▶ WRITTEN PROBLEM
Copy each line of the data below with the word "revenue".
━━━━━ RECORDS FOR THIS EXERCISE ━━━━━
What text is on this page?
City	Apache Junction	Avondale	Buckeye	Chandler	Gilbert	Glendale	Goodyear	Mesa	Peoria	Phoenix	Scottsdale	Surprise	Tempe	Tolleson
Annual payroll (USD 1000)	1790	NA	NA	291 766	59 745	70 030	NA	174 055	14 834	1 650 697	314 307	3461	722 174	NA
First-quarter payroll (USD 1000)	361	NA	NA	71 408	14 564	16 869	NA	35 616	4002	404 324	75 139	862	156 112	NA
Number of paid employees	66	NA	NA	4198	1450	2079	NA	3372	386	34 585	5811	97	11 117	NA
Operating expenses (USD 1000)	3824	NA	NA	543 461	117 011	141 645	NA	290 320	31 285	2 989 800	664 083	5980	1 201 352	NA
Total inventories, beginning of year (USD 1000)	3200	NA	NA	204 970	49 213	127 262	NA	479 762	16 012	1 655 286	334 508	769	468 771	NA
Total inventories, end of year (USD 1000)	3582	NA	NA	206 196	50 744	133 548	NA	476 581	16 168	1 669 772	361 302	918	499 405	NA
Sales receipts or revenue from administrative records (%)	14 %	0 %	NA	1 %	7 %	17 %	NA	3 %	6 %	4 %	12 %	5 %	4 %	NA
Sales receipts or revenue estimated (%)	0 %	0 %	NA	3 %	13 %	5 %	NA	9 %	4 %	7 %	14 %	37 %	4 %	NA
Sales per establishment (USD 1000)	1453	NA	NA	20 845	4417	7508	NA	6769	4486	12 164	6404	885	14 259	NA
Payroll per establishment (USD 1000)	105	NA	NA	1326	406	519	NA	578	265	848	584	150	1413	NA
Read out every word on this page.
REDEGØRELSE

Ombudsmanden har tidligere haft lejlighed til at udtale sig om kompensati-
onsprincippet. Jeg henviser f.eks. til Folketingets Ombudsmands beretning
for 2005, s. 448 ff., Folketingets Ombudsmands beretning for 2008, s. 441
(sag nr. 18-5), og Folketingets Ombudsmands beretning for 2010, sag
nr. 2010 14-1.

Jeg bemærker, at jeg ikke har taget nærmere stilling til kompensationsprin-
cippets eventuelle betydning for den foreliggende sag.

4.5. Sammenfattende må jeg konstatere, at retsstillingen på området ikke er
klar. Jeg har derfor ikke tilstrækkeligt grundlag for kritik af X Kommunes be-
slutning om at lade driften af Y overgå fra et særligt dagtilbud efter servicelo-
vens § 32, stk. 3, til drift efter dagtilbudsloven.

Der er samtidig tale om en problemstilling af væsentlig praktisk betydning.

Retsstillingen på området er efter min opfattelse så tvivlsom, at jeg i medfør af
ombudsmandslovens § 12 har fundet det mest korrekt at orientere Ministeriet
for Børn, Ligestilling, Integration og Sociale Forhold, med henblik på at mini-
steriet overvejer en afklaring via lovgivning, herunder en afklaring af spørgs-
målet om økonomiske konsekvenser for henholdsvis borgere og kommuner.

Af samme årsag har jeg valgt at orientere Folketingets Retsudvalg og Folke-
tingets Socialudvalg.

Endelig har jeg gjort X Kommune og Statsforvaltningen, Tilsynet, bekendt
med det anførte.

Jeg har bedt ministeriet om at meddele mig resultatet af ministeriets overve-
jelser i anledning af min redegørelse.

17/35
━━━━━
▶ CORRECT OUTPUT
Sales receipts or revenue from administrative records (%)	14 %	0 %	NA	1 %	7 %	17 %	NA	3 %	6 %	4 %	12 %	5 %	4 %	NA
Sales receipts or revenue estimated (%)	0 %	0 %	NA	3 %	13 %	5 %	NA	9 %	4 %	7 %	14 %	37 %	4 %	NA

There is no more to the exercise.